_Written task:_ The data below should be restated word for word, with every picture omitted.

_Data section:_
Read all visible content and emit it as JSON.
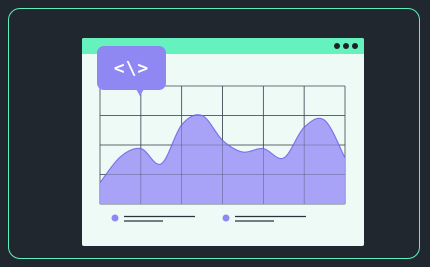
{
  "badge": {
    "code_label": "<\\>"
  },
  "window": {
    "titlebar_color": "#66f2bf",
    "background": "#eefaf6",
    "menu_icon": "more-dots-icon"
  },
  "chart_data": {
    "type": "area",
    "x": [
      0,
      1,
      2,
      3,
      4,
      5,
      6,
      7,
      8,
      9,
      10,
      11,
      12
    ],
    "values": [
      18,
      40,
      47,
      34,
      67,
      75,
      54,
      44,
      47,
      39,
      65,
      71,
      39
    ],
    "ylim": [
      0,
      100
    ],
    "grid": true,
    "fill_color": "#a49ef7",
    "stroke_color": "#7d74ec",
    "legend_position": "bottom-left",
    "legend": [
      {
        "marker_color": "#8f87f2"
      },
      {
        "marker_color": "#8f87f2"
      }
    ]
  }
}
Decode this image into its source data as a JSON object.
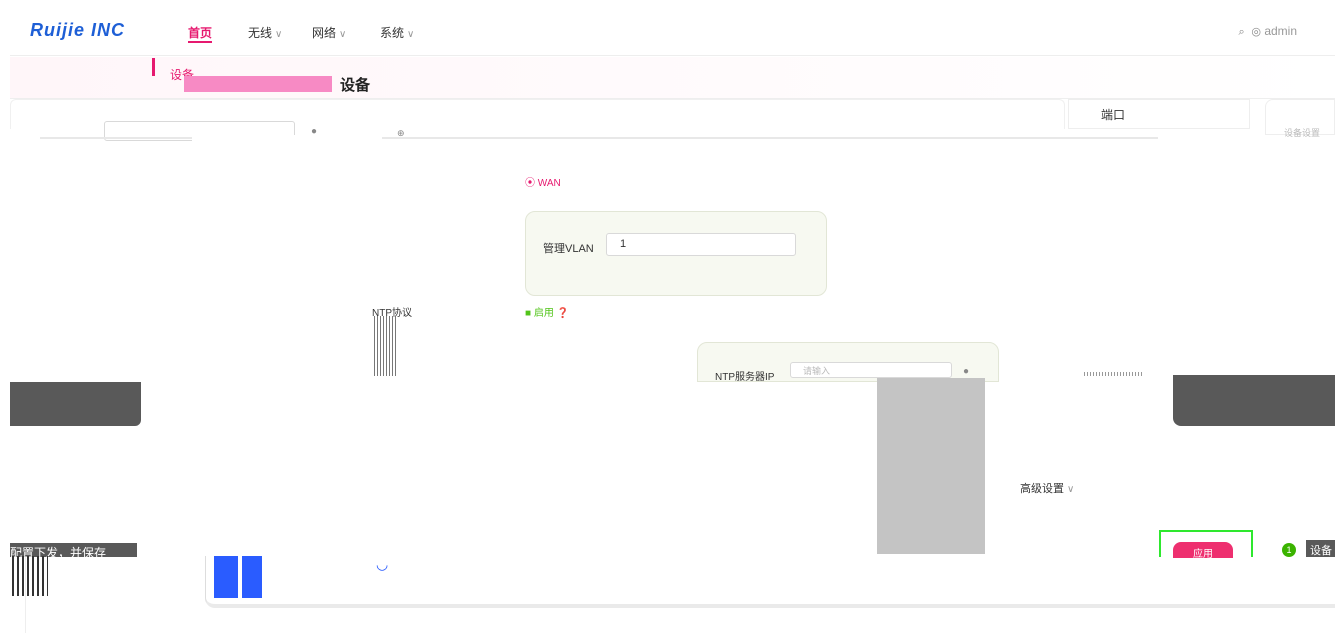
{
  "header": {
    "logo": "Ruijie INC",
    "nav": [
      {
        "label": "首页"
      },
      {
        "label": "无线"
      },
      {
        "label": "网络"
      },
      {
        "label": "系统"
      }
    ],
    "user": "admin"
  },
  "sidebar": {
    "active_item": "设备"
  },
  "page": {
    "title": "设备"
  },
  "tabs": {
    "port": "端口",
    "device_settings": "设备设置"
  },
  "wifi": {
    "label": "WAN"
  },
  "vlan": {
    "label": "管理VLAN",
    "value": "1"
  },
  "ntp": {
    "protocol_label": "NTP协议",
    "toggle_label": "启用",
    "server_label": "NTP服务器IP",
    "server_placeholder": "请输入"
  },
  "advanced": {
    "label": "高级设置"
  },
  "footer": {
    "deploy_label": "配置下发，并保存",
    "apply_label": "应用",
    "notice_count": "1",
    "tip_label": "设备"
  },
  "colors": {
    "accent": "#e6196f",
    "brand_blue": "#1e5fd6",
    "success": "#52c41a"
  }
}
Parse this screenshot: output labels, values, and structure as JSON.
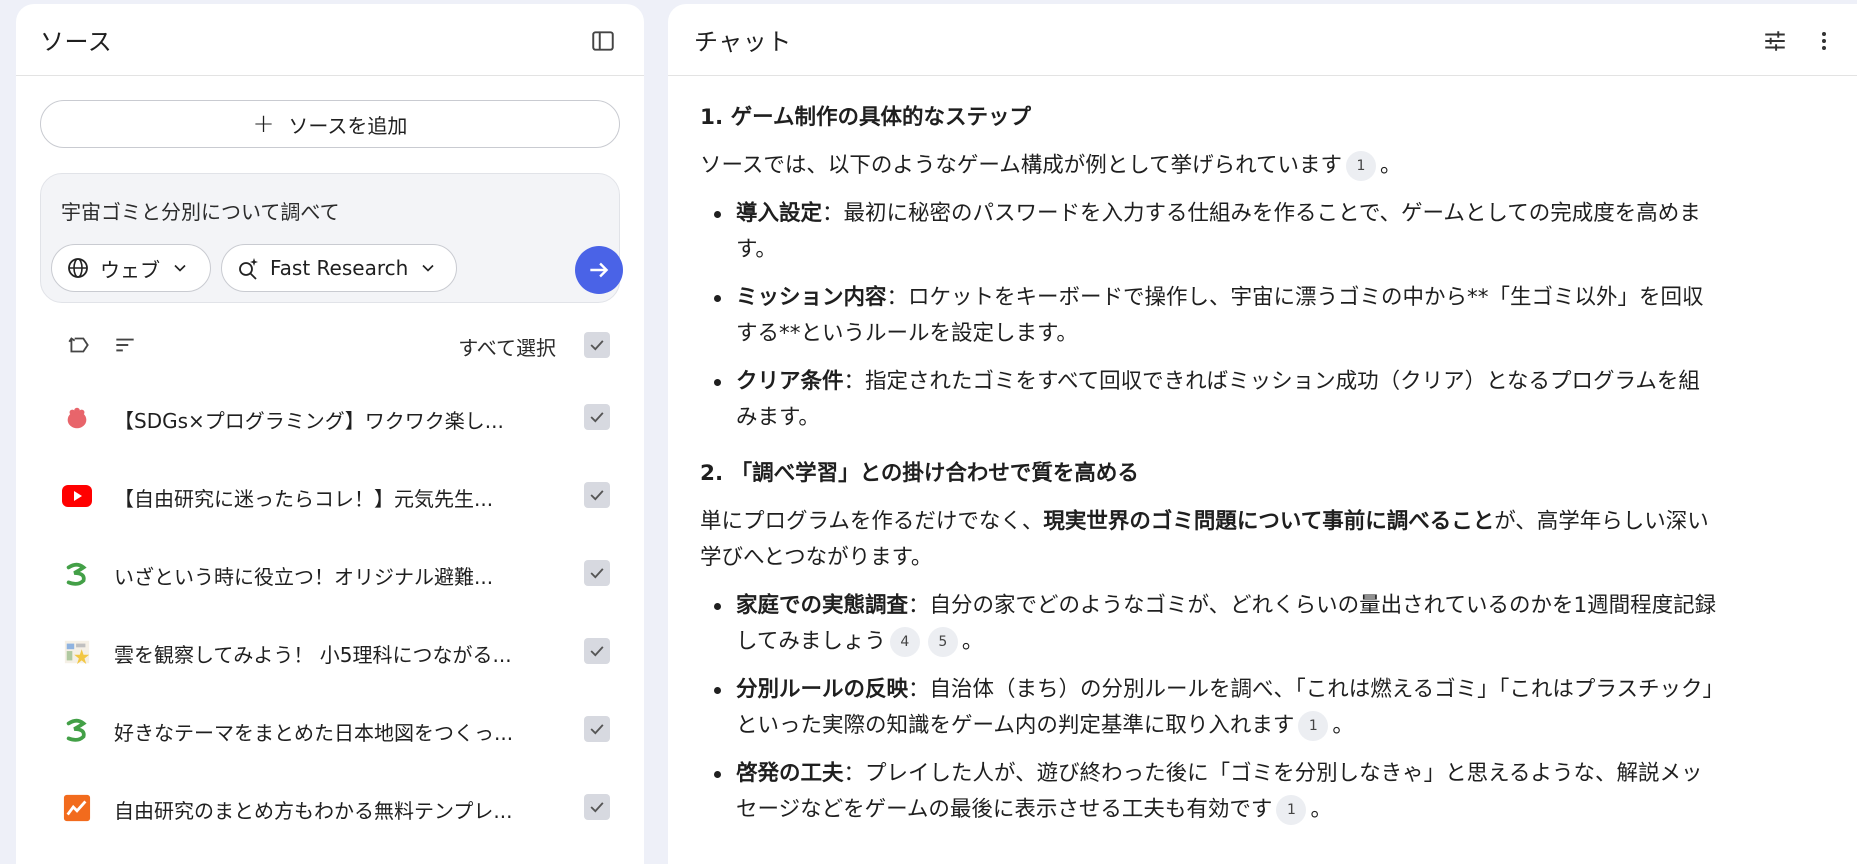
{
  "sources_panel": {
    "title": "ソース",
    "add_source_label": "ソースを追加",
    "research": {
      "query": "宇宙ゴミと分別について調べて",
      "web_label": "ウェブ",
      "mode_label": "Fast Research"
    },
    "select_all_label": "すべて選択",
    "items": [
      {
        "title": "【SDGs×プログラミング】ワクワク楽し...",
        "icon": "web-site-icon"
      },
      {
        "title": "【自由研究に迷ったらコレ！】元気先生...",
        "icon": "youtube-icon"
      },
      {
        "title": "いざという時に役立つ！オリジナル避難...",
        "icon": "site-logo-icon"
      },
      {
        "title": "雲を観察してみよう！ 小5理科につながる...",
        "icon": "site-thumbnail-icon"
      },
      {
        "title": "好きなテーマをまとめた日本地図をつくっ...",
        "icon": "site-logo-icon"
      },
      {
        "title": "自由研究のまとめ方もわかる無料テンプレ...",
        "icon": "chart-logo-icon"
      }
    ]
  },
  "chat_panel": {
    "title": "チャット",
    "section1": {
      "heading": "1. ゲーム制作の具体的なステップ",
      "intro": "ソースでは、以下のようなゲーム構成が例として挙げられています",
      "intro_cite": "1",
      "intro_end": "。",
      "bullets": [
        {
          "term": "導入設定",
          "text": "：最初に秘密のパスワードを入力する仕組みを作ることで、ゲームとしての完成度を高めます。"
        },
        {
          "term": "ミッション内容",
          "text": "：ロケットをキーボードで操作し、宇宙に漂うゴミの中から**「生ゴミ以外」を回収する**というルールを設定します。"
        },
        {
          "term": "クリア条件",
          "text": "：指定されたゴミをすべて回収できればミッション成功（クリア）となるプログラムを組みます。"
        }
      ]
    },
    "section2": {
      "heading": "2. 「調べ学習」との掛け合わせで質を高める",
      "intro_start": "単にプログラムを作るだけでなく、",
      "intro_bold": "現実世界のゴミ問題について事前に調べること",
      "intro_end": "が、高学年らしい深い学びへとつながります。",
      "bullets": [
        {
          "term": "家庭での実態調査",
          "text": "：自分の家でどのようなゴミが、どれくらいの量出されているのかを1週間程度記録してみましょう",
          "cites": [
            "4",
            "5"
          ],
          "end": "。"
        },
        {
          "term": "分別ルールの反映",
          "text": "：自治体（まち）の分別ルールを調べ、「これは燃えるゴミ」「これはプラスチック」といった実際の知識をゲーム内の判定基準に取り入れます",
          "cites": [
            "1"
          ],
          "end": "。"
        },
        {
          "term": "啓発の工夫",
          "text": "：プレイした人が、遊び終わった後に「ゴミを分別しなきゃ」と思えるような、解説メッセージなどをゲームの最後に表示させる工夫も有効です",
          "cites": [
            "1"
          ],
          "end": "。"
        }
      ]
    }
  },
  "colors": {
    "accent": "#4a63e7",
    "background": "#eef0f8",
    "youtube": "#ff0000",
    "site_green": "#4caf50"
  }
}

_Answer to this exercise:_
Read all visible content and emit it as JSON.
{
  "badge": {
    "code_label": "<\\>"
  },
  "window": {
    "titlebar_color": "#66f2bf",
    "background": "#eefaf6",
    "menu_icon": "more-dots-icon"
  },
  "chart_data": {
    "type": "area",
    "x": [
      0,
      1,
      2,
      3,
      4,
      5,
      6,
      7,
      8,
      9,
      10,
      11,
      12
    ],
    "values": [
      18,
      40,
      47,
      34,
      67,
      75,
      54,
      44,
      47,
      39,
      65,
      71,
      39
    ],
    "ylim": [
      0,
      100
    ],
    "grid": true,
    "fill_color": "#a49ef7",
    "stroke_color": "#7d74ec",
    "legend_position": "bottom-left",
    "legend": [
      {
        "marker_color": "#8f87f2"
      },
      {
        "marker_color": "#8f87f2"
      }
    ]
  }
}
Decode this image into its source data as a JSON object.
{
  "header": {
    "logo": "Ruijie INC",
    "nav": [
      {
        "label": "首页"
      },
      {
        "label": "无线"
      },
      {
        "label": "网络"
      },
      {
        "label": "系统"
      }
    ],
    "user": "admin"
  },
  "sidebar": {
    "active_item": "设备"
  },
  "page": {
    "title": "设备"
  },
  "tabs": {
    "port": "端口",
    "device_settings": "设备设置"
  },
  "wifi": {
    "label": "WAN"
  },
  "vlan": {
    "label": "管理VLAN",
    "value": "1"
  },
  "ntp": {
    "protocol_label": "NTP协议",
    "toggle_label": "启用",
    "server_label": "NTP服务器IP",
    "server_placeholder": "请输入"
  },
  "advanced": {
    "label": "高级设置"
  },
  "footer": {
    "deploy_label": "配置下发，并保存",
    "apply_label": "应用",
    "notice_count": "1",
    "tip_label": "设备"
  },
  "colors": {
    "accent": "#e6196f",
    "brand_blue": "#1e5fd6",
    "success": "#52c41a"
  }
}
Parse this screenshot: output labels, values, and structure as JSON.
{
  "sources_panel": {
    "title": "ソース",
    "add_source_label": "ソースを追加",
    "research": {
      "query": "宇宙ゴミと分別について調べて",
      "web_label": "ウェブ",
      "mode_label": "Fast Research"
    },
    "select_all_label": "すべて選択",
    "items": [
      {
        "title": "【SDGs×プログラミング】ワクワク楽し...",
        "icon": "web-site-icon"
      },
      {
        "title": "【自由研究に迷ったらコレ！】元気先生...",
        "icon": "youtube-icon"
      },
      {
        "title": "いざという時に役立つ！オリジナル避難...",
        "icon": "site-logo-icon"
      },
      {
        "title": "雲を観察してみよう！ 小5理科につながる...",
        "icon": "site-thumbnail-icon"
      },
      {
        "title": "好きなテーマをまとめた日本地図をつくっ...",
        "icon": "site-logo-icon"
      },
      {
        "title": "自由研究のまとめ方もわかる無料テンプレ...",
        "icon": "chart-logo-icon"
      }
    ]
  },
  "chat_panel": {
    "title": "チャット",
    "section1": {
      "heading": "1. ゲーム制作の具体的なステップ",
      "intro": "ソースでは、以下のようなゲーム構成が例として挙げられています",
      "intro_cite": "1",
      "intro_end": "。",
      "bullets": [
        {
          "term": "導入設定",
          "text": "：最初に秘密のパスワードを入力する仕組みを作ることで、ゲームとしての完成度を高めます。"
        },
        {
          "term": "ミッション内容",
          "text": "：ロケットをキーボードで操作し、宇宙に漂うゴミの中から**「生ゴミ以外」を回収する**というルールを設定します。"
        },
        {
          "term": "クリア条件",
          "text": "：指定されたゴミをすべて回収できればミッション成功（クリア）となるプログラムを組みます。"
        }
      ]
    },
    "section2": {
      "heading": "2. 「調べ学習」との掛け合わせで質を高める",
      "intro_start": "単にプログラムを作るだけでなく、",
      "intro_bold": "現実世界のゴミ問題について事前に調べること",
      "intro_end": "が、高学年らしい深い学びへとつながります。",
      "bullets": [
        {
          "term": "家庭での実態調査",
          "text": "：自分の家でどのようなゴミが、どれくらいの量出されているのかを1週間程度記録してみましょう",
          "cites": [
            "4",
            "5"
          ],
          "end": "。"
        },
        {
          "term": "分別ルールの反映",
          "text": "：自治体（まち）の分別ルールを調べ、「これは燃えるゴミ」「これはプラスチック」といった実際の知識をゲーム内の判定基準に取り入れます",
          "cites": [
            "1"
          ],
          "end": "。"
        },
        {
          "term": "啓発の工夫",
          "text": "：プレイした人が、遊び終わった後に「ゴミを分別しなきゃ」と思えるような、解説メッセージなどをゲームの最後に表示させる工夫も有効です",
          "cites": [
            "1"
          ],
          "end": "。"
        }
      ]
    }
  },
  "colors": {
    "accent": "#4a63e7",
    "background": "#eef0f8",
    "youtube": "#ff0000",
    "site_green": "#4caf50"
  }
}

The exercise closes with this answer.